What needs to be done
How many lines in the entries below contain the string "filter"? Reply with the number alone.

Data provided
-- -- --

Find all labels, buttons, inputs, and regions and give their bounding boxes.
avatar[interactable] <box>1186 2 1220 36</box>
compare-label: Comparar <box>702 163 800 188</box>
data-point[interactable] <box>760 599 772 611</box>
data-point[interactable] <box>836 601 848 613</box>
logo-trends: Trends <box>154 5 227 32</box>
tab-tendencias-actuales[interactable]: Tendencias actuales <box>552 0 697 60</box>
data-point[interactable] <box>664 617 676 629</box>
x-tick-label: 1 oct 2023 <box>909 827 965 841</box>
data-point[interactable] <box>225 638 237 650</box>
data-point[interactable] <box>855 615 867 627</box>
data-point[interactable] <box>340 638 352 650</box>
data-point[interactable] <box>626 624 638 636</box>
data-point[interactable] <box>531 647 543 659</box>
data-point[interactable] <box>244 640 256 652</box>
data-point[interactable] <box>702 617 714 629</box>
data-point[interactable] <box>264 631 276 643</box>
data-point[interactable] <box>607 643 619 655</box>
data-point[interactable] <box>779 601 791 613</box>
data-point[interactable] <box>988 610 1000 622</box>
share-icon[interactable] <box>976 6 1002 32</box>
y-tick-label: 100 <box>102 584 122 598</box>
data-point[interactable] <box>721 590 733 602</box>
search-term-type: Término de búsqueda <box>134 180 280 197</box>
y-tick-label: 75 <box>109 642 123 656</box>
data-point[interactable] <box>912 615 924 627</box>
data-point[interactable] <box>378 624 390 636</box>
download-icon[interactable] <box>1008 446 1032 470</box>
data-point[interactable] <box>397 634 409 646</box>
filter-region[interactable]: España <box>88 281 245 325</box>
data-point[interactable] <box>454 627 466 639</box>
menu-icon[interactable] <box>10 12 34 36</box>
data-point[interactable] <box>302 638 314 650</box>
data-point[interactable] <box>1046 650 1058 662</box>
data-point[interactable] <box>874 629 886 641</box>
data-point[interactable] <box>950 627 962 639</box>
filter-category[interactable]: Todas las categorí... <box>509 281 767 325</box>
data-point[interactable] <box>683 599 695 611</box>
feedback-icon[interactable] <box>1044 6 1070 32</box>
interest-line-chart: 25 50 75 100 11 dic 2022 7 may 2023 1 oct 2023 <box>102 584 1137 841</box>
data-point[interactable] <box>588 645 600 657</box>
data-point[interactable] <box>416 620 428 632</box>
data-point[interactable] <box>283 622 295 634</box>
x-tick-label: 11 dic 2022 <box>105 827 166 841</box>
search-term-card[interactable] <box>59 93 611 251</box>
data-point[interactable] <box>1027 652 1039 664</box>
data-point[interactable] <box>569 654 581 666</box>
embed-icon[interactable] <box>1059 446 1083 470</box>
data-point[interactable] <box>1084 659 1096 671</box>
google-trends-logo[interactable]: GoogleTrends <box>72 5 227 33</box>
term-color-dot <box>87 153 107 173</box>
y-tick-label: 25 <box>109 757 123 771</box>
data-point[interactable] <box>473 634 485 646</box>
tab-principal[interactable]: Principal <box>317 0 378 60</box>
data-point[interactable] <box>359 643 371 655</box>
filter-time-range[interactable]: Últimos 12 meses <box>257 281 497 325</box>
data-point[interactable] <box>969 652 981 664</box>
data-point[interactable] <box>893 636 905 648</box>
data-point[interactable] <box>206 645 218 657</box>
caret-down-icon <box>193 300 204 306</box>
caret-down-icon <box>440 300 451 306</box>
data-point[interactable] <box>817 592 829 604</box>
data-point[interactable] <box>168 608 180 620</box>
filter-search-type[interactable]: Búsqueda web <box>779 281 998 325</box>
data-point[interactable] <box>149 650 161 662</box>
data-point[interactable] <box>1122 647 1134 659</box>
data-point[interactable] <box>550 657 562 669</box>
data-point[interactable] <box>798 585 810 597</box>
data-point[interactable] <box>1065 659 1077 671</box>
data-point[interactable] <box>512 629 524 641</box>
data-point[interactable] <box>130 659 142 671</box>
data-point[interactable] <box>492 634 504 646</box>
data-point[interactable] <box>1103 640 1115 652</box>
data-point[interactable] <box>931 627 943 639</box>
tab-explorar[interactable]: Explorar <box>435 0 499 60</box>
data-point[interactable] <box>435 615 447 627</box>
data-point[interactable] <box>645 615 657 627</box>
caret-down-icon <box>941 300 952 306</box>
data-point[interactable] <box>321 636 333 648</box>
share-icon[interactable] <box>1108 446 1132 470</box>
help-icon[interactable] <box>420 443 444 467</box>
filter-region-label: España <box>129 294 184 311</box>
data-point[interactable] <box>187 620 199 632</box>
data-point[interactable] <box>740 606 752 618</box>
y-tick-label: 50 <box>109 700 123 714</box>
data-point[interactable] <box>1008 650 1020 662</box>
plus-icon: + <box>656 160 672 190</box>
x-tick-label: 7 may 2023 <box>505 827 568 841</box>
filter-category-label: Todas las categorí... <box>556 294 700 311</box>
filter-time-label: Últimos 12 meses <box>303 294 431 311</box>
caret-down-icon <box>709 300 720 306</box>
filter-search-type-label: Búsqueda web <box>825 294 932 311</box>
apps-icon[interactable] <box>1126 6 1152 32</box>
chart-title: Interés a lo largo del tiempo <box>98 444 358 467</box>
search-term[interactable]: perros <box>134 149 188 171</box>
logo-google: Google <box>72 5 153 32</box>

-- -- --

Solution to the exercise
8